_What needs to be done_
Give the number of lines in the records below that include "saadab", and nothing more.

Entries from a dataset

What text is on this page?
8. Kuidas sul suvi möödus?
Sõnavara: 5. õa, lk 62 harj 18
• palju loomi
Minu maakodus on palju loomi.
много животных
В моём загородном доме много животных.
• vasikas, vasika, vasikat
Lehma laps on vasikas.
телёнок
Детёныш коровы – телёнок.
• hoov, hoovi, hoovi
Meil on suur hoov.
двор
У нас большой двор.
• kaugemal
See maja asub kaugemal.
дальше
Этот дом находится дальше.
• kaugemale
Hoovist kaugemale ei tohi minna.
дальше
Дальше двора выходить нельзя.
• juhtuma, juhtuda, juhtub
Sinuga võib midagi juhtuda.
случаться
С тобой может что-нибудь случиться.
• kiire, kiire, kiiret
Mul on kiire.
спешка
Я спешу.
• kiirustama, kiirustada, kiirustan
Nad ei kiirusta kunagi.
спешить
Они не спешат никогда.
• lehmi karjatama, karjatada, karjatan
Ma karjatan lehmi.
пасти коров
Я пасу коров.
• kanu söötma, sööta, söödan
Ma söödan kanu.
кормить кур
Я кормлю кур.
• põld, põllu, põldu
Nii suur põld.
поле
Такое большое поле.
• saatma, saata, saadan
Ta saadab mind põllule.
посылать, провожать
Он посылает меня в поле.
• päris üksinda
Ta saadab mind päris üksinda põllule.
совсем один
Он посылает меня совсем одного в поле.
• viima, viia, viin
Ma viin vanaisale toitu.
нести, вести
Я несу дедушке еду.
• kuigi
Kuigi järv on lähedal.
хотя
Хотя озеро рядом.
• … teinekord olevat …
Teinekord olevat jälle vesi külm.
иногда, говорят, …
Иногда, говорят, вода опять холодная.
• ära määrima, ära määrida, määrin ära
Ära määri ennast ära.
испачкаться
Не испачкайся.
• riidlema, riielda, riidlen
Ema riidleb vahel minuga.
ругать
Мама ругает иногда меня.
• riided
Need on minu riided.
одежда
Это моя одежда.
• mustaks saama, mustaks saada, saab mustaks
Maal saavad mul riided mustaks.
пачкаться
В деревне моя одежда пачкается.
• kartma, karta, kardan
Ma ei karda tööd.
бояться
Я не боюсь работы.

_Result of the task_
2